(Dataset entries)
#####
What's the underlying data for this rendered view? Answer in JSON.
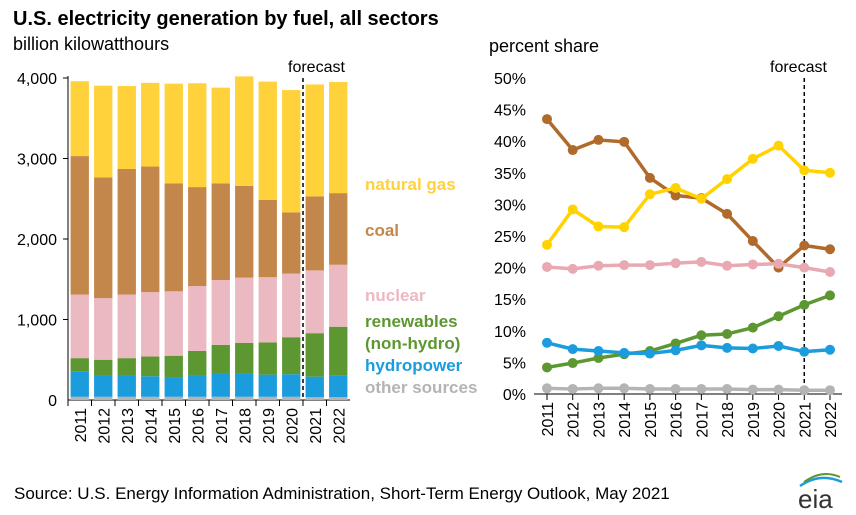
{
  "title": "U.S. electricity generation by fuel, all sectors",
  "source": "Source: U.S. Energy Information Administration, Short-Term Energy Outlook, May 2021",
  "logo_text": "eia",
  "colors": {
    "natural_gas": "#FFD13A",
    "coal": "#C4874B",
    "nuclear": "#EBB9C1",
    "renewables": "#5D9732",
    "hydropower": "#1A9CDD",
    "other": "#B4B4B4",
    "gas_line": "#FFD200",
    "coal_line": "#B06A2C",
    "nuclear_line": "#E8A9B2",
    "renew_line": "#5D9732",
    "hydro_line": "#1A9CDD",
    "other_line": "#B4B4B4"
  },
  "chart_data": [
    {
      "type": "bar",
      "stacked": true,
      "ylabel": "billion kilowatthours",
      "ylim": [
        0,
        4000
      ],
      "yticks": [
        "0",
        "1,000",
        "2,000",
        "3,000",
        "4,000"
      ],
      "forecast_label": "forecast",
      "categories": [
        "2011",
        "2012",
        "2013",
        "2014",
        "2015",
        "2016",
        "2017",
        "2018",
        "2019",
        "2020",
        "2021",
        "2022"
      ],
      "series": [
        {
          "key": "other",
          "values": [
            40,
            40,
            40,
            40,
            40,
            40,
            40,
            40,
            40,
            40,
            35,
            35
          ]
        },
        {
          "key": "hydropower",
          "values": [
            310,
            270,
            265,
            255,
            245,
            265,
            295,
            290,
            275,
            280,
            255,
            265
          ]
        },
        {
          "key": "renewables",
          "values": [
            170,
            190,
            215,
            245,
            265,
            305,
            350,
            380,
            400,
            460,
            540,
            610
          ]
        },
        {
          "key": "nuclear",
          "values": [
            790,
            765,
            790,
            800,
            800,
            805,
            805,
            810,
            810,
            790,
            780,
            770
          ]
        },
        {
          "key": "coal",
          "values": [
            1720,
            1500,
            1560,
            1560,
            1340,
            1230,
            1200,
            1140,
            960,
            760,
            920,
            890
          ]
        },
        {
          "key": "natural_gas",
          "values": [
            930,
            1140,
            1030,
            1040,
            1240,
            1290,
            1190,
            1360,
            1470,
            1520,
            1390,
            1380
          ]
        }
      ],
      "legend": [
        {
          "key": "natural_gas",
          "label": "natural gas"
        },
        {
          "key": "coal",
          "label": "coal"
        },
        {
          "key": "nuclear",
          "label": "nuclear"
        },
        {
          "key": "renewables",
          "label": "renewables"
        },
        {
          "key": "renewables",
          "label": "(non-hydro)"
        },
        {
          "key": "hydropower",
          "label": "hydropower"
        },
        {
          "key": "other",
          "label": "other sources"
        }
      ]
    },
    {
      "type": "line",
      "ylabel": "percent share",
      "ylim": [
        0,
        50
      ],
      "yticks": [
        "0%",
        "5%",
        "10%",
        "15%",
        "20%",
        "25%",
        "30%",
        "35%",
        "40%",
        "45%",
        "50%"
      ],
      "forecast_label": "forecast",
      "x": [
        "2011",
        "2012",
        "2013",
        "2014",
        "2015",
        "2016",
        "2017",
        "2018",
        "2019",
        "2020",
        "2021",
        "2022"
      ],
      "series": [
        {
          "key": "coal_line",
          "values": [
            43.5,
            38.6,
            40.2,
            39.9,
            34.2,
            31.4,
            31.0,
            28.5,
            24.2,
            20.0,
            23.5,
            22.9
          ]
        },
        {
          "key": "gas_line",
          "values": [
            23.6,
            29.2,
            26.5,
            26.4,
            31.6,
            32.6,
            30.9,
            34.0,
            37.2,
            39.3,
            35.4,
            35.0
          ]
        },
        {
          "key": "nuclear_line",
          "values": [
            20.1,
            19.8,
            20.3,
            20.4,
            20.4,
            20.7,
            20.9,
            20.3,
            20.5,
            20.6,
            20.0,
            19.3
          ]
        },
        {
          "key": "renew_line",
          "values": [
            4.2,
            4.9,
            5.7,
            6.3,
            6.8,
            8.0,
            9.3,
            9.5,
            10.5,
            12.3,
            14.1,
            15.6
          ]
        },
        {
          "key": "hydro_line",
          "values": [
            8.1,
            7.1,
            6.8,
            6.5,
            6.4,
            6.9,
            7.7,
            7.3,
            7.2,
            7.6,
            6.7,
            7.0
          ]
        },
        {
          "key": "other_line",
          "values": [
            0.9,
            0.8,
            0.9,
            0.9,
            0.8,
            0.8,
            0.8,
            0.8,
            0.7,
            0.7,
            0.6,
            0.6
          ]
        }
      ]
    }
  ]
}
#####
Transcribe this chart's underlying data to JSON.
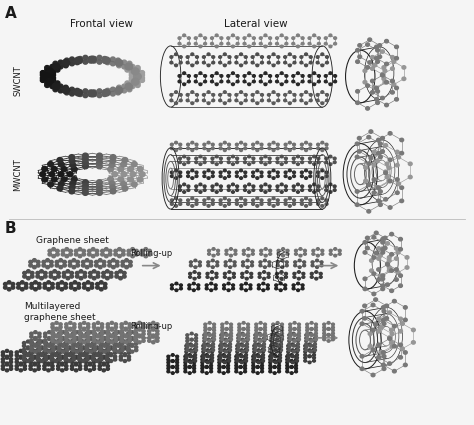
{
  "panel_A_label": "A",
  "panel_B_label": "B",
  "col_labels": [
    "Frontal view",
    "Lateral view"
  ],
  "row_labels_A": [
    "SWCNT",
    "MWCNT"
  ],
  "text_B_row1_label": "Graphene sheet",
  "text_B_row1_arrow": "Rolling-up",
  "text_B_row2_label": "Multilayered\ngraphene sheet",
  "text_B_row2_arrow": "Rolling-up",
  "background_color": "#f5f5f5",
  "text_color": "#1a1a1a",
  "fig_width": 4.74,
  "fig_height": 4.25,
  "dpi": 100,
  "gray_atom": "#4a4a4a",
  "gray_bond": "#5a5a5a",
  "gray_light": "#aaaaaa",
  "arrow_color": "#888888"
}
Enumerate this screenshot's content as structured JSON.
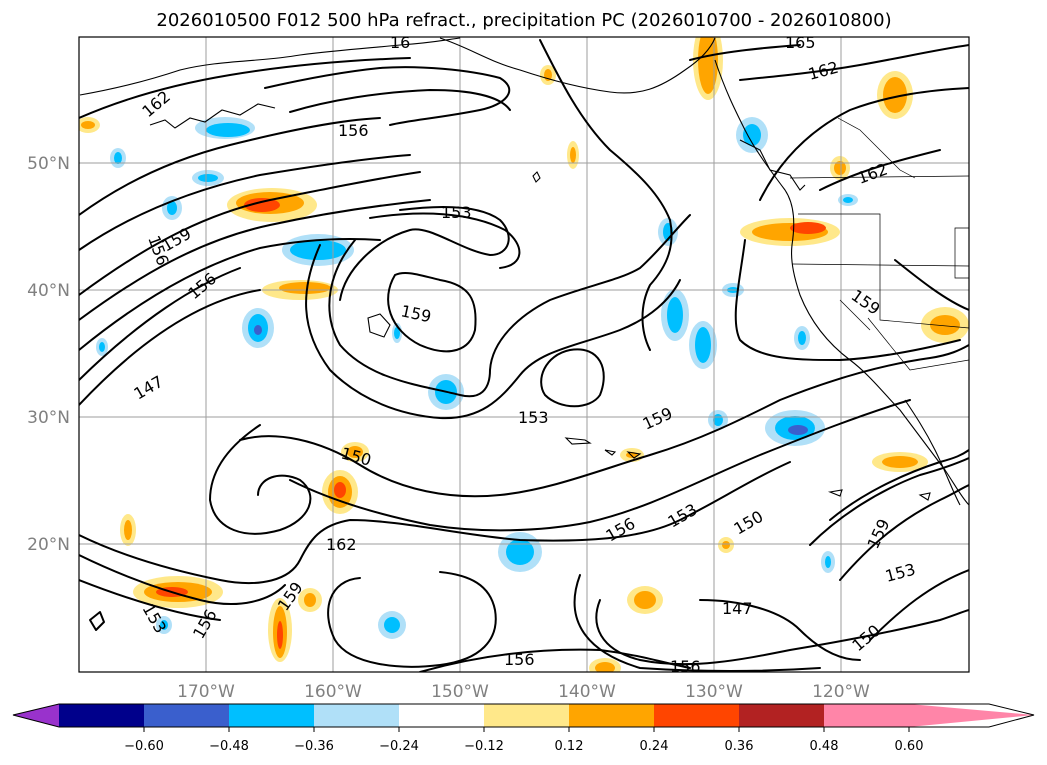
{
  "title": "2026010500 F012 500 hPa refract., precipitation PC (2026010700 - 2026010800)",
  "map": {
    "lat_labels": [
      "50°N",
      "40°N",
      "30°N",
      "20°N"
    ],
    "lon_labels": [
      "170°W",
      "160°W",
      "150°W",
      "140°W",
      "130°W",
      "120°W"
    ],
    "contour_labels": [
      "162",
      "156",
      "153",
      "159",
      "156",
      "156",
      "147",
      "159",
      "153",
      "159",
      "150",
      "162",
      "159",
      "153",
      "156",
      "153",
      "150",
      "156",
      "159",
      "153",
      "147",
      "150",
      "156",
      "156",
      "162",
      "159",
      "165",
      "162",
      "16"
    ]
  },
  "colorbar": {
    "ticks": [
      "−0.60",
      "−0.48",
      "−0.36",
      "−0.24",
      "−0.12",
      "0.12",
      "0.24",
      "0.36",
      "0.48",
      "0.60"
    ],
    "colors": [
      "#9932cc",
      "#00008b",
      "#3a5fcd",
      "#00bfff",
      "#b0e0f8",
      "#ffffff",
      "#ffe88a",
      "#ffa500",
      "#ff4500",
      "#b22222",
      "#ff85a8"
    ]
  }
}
#####
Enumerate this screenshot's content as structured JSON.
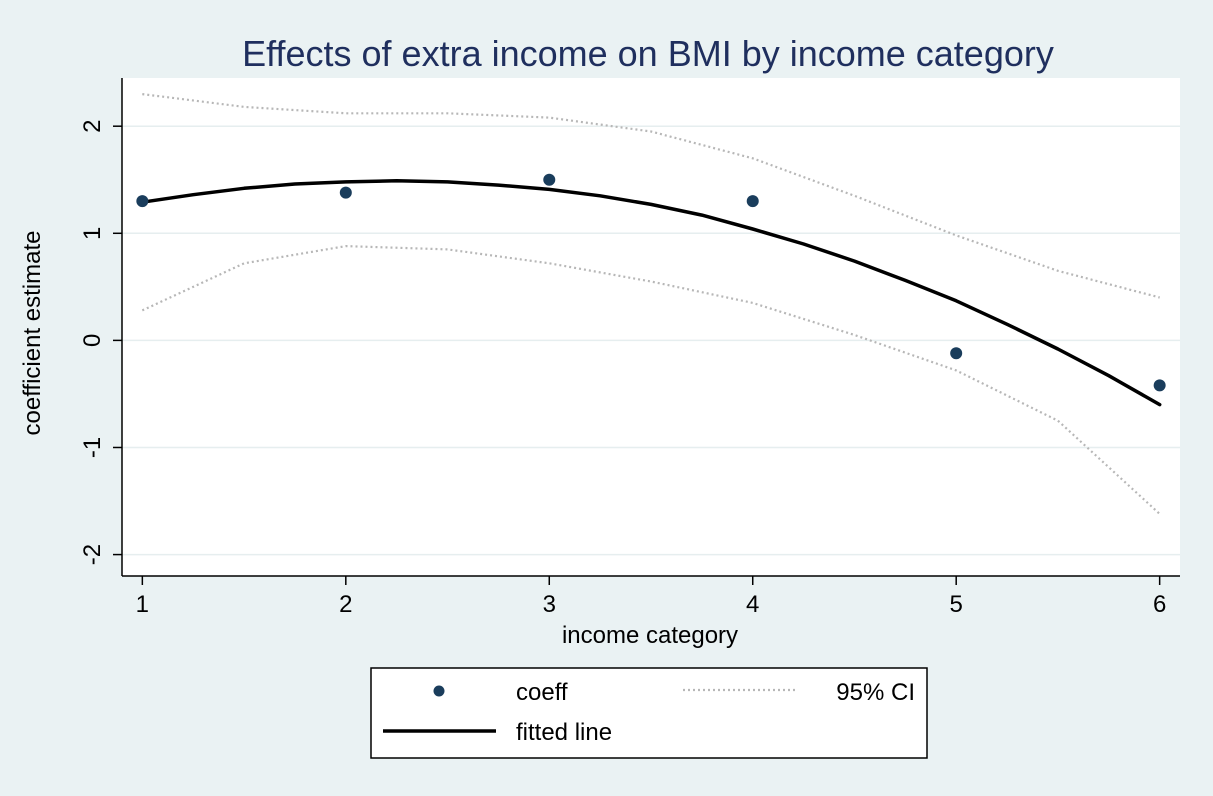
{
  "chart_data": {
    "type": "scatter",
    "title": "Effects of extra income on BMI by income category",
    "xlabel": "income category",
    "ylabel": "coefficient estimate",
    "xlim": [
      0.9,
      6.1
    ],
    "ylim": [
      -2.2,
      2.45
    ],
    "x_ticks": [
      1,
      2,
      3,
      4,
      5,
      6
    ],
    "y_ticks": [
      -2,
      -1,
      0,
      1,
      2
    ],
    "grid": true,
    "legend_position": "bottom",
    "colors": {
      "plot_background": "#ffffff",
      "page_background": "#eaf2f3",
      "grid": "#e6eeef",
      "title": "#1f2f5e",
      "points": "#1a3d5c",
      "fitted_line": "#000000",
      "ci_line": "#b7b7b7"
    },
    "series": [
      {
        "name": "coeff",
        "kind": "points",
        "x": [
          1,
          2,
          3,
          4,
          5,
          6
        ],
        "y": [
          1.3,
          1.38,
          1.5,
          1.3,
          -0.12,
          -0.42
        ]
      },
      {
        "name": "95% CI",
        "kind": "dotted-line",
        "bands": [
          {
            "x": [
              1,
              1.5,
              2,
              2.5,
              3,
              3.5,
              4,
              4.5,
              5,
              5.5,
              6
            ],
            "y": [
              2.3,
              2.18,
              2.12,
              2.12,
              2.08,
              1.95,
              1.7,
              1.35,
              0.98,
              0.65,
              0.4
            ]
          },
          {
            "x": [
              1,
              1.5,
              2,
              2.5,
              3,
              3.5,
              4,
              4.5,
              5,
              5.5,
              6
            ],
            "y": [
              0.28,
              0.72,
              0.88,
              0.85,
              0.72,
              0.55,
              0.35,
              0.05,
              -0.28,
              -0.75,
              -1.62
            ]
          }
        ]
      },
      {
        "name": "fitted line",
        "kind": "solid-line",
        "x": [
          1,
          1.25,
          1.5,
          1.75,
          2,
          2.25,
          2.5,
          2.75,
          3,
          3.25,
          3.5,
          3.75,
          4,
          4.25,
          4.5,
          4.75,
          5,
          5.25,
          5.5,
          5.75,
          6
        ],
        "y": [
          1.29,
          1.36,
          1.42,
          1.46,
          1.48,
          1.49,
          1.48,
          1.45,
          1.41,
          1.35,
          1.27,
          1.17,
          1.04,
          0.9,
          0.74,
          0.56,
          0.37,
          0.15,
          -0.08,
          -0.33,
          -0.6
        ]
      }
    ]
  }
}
#####
REQUIREMENT: Pull out every line in the material above where "JSON" occurs.

EXERCISE SOLUTION:
What's the underlying data for this rendered view? Answer in JSON.
Transcribe this chart's underlying data to JSON.
Enumerate this screenshot's content as structured JSON.
Enumerate this screenshot's content as structured JSON.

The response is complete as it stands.